# [What is asked]
Quote the records beneath, complete and exact. Leave out images.
****
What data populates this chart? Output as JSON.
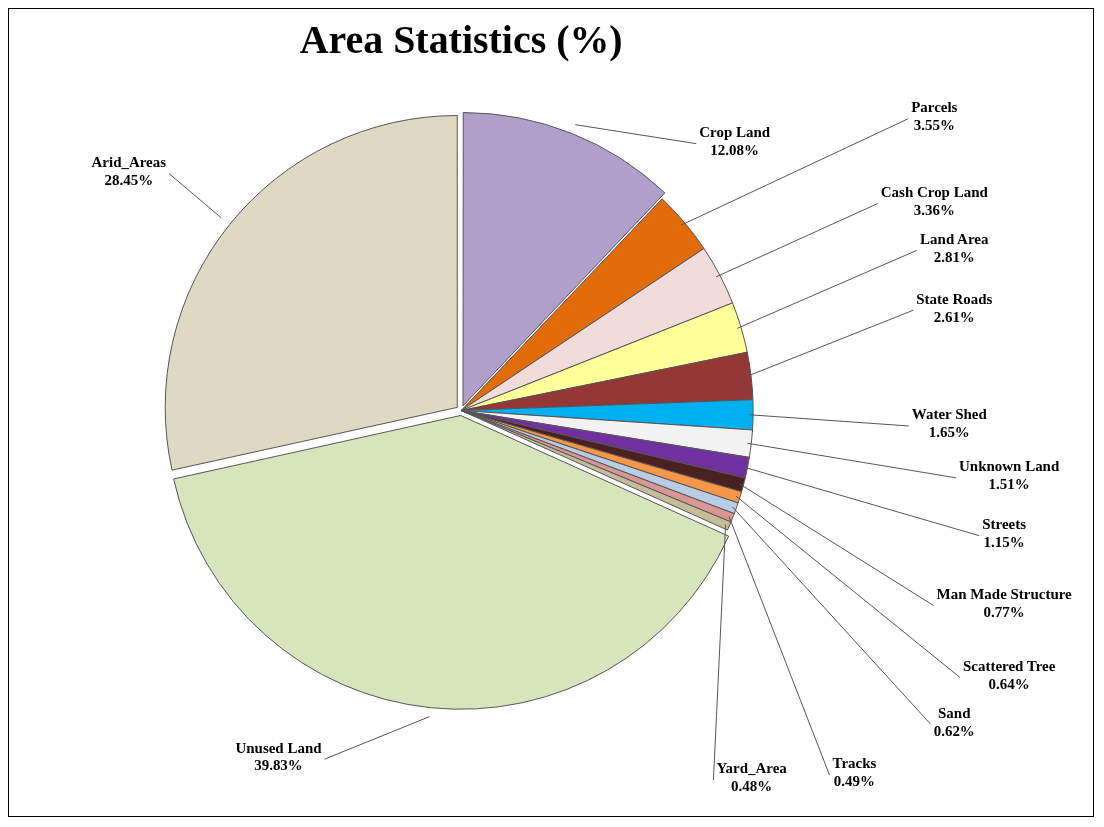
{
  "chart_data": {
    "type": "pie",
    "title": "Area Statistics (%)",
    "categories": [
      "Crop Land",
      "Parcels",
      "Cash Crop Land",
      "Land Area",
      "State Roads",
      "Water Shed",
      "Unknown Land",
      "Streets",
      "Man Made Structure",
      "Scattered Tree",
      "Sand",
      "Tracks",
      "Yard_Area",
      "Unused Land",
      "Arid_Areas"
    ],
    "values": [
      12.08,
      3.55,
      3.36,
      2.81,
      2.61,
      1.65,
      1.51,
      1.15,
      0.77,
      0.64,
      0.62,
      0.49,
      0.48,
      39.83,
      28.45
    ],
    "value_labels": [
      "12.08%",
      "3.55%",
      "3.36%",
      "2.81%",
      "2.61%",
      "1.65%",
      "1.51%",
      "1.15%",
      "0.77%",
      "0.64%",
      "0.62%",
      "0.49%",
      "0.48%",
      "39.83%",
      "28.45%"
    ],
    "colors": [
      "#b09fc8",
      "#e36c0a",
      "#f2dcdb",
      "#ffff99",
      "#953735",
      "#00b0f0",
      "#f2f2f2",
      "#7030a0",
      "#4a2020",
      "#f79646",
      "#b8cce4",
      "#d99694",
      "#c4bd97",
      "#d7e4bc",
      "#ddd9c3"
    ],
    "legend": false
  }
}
****
# [Final result]
What data populates this chart? Output as JSON.
{
  "chart_data": {
    "type": "pie",
    "title": "Area Statistics (%)",
    "categories": [
      "Crop Land",
      "Parcels",
      "Cash Crop Land",
      "Land Area",
      "State Roads",
      "Water Shed",
      "Unknown Land",
      "Streets",
      "Man Made Structure",
      "Scattered Tree",
      "Sand",
      "Tracks",
      "Yard_Area",
      "Unused Land",
      "Arid_Areas"
    ],
    "values": [
      12.08,
      3.55,
      3.36,
      2.81,
      2.61,
      1.65,
      1.51,
      1.15,
      0.77,
      0.64,
      0.62,
      0.49,
      0.48,
      39.83,
      28.45
    ],
    "value_labels": [
      "12.08%",
      "3.55%",
      "3.36%",
      "2.81%",
      "2.61%",
      "1.65%",
      "1.51%",
      "1.15%",
      "0.77%",
      "0.64%",
      "0.62%",
      "0.49%",
      "0.48%",
      "39.83%",
      "28.45%"
    ],
    "colors": [
      "#b09fc8",
      "#e36c0a",
      "#f2dcdb",
      "#ffff99",
      "#953735",
      "#00b0f0",
      "#f2f2f2",
      "#7030a0",
      "#4a2020",
      "#f79646",
      "#b8cce4",
      "#d99694",
      "#c4bd97",
      "#d7e4bc",
      "#ddd9c3"
    ],
    "legend": false
  }
}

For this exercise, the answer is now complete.